Data records:
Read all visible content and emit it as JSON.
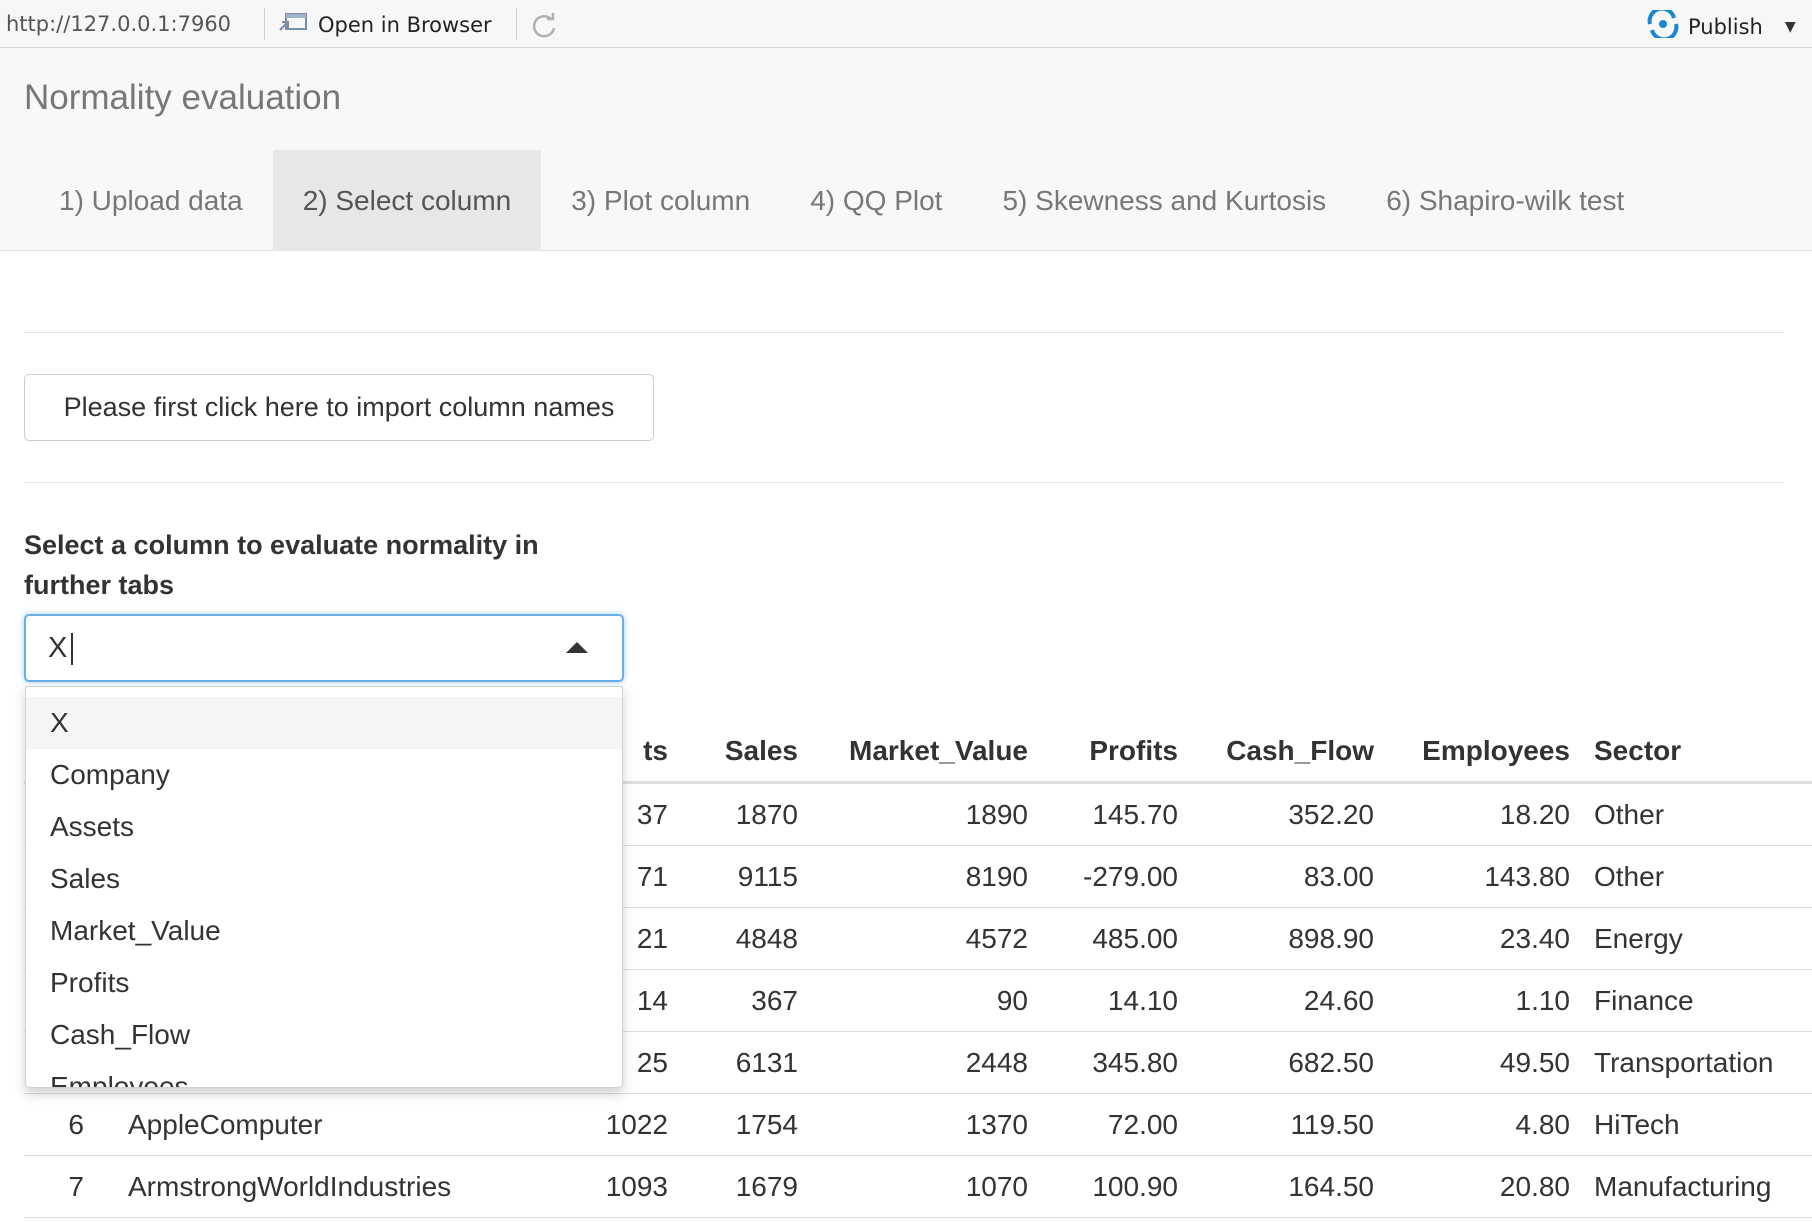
{
  "topbar": {
    "url": "http://127.0.0.1:7960",
    "open_in_browser": "Open in Browser",
    "publish": "Publish"
  },
  "navbar": {
    "title": "Normality evaluation",
    "tabs": [
      {
        "label": "1) Upload data"
      },
      {
        "label": "2) Select column"
      },
      {
        "label": "3) Plot column"
      },
      {
        "label": "4) QQ Plot"
      },
      {
        "label": "5) Skewness and Kurtosis"
      },
      {
        "label": "6) Shapiro-wilk test"
      }
    ]
  },
  "main": {
    "import_button": "Please first click here to import column names",
    "select_label": "Select a column to evaluate normality in further tabs",
    "select_value": "X",
    "dropdown_options": [
      "X",
      "Company",
      "Assets",
      "Sales",
      "Market_Value",
      "Profits",
      "Cash_Flow",
      "Employees"
    ]
  },
  "table": {
    "headers": [
      "",
      "",
      "Assets",
      "Sales",
      "Market_Value",
      "Profits",
      "Cash_Flow",
      "Employees",
      "Sector"
    ],
    "visible_header_fragment": "ts",
    "rows": [
      {
        "idx": "",
        "company": "",
        "assets": "37",
        "sales": "1870",
        "market_value": "1890",
        "profits": "145.70",
        "cash_flow": "352.20",
        "employees": "18.20",
        "sector": "Other"
      },
      {
        "idx": "",
        "company": "",
        "assets": "71",
        "sales": "9115",
        "market_value": "8190",
        "profits": "-279.00",
        "cash_flow": "83.00",
        "employees": "143.80",
        "sector": "Other"
      },
      {
        "idx": "",
        "company": "",
        "assets": "21",
        "sales": "4848",
        "market_value": "4572",
        "profits": "485.00",
        "cash_flow": "898.90",
        "employees": "23.40",
        "sector": "Energy"
      },
      {
        "idx": "",
        "company": "",
        "assets": "14",
        "sales": "367",
        "market_value": "90",
        "profits": "14.10",
        "cash_flow": "24.60",
        "employees": "1.10",
        "sector": "Finance"
      },
      {
        "idx": "",
        "company": "",
        "assets": "25",
        "sales": "6131",
        "market_value": "2448",
        "profits": "345.80",
        "cash_flow": "682.50",
        "employees": "49.50",
        "sector": "Transportation"
      },
      {
        "idx": "6",
        "company": "AppleComputer",
        "assets": "1022",
        "sales": "1754",
        "market_value": "1370",
        "profits": "72.00",
        "cash_flow": "119.50",
        "employees": "4.80",
        "sector": "HiTech"
      },
      {
        "idx": "7",
        "company": "ArmstrongWorldIndustries",
        "assets": "1093",
        "sales": "1679",
        "market_value": "1070",
        "profits": "100.90",
        "cash_flow": "164.50",
        "employees": "20.80",
        "sector": "Manufacturing"
      }
    ]
  },
  "colors": {
    "publish_icon": "#1a87d0",
    "focus_border": "#66afe9",
    "active_tab_bg": "#e7e7e7"
  }
}
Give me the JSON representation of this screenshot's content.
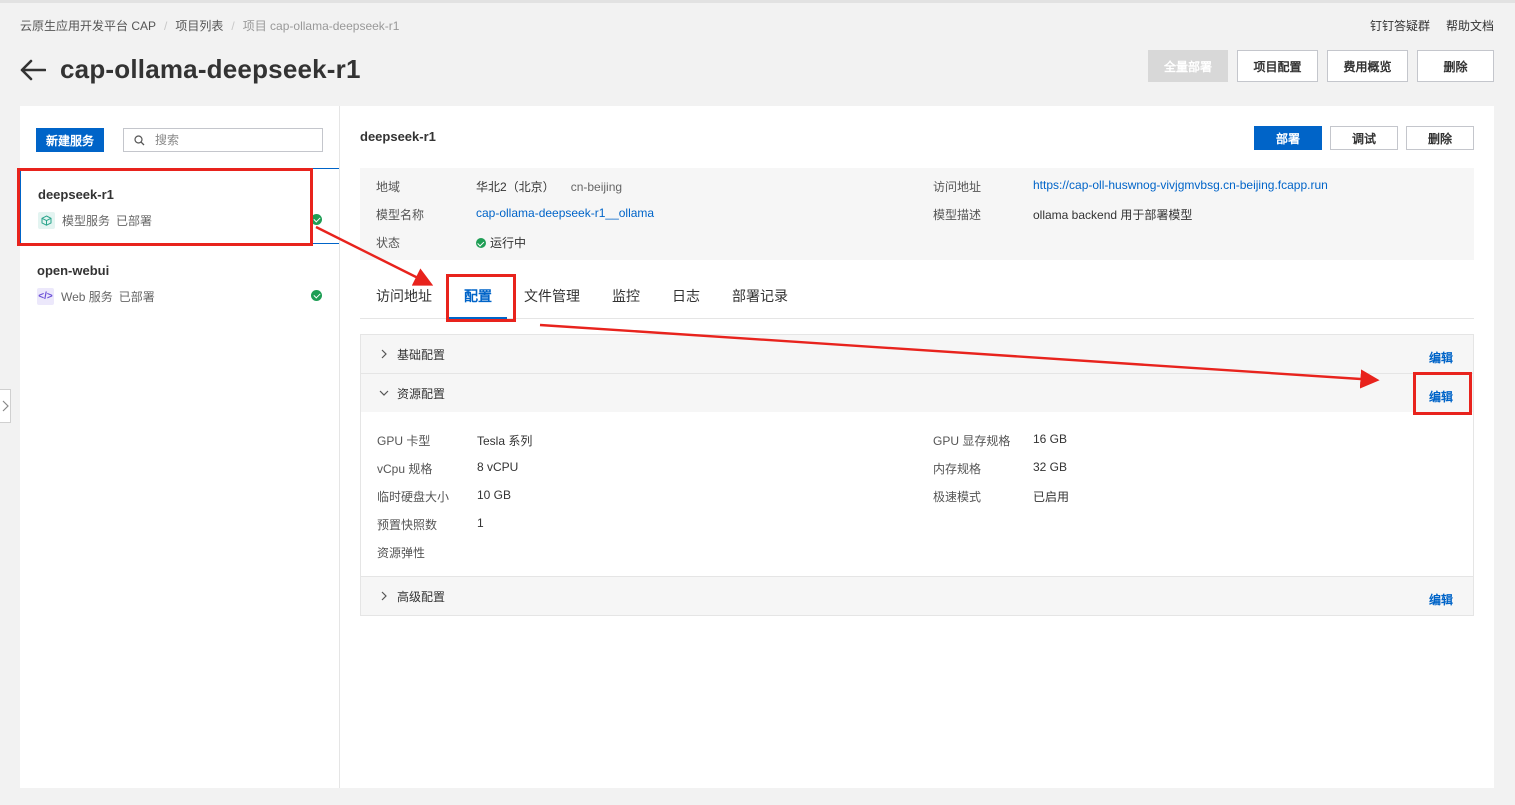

(Exercise): What is the number of lines in the records that contain the word "JSON"? Answer with the number and nothing else.

(Result of the task): 2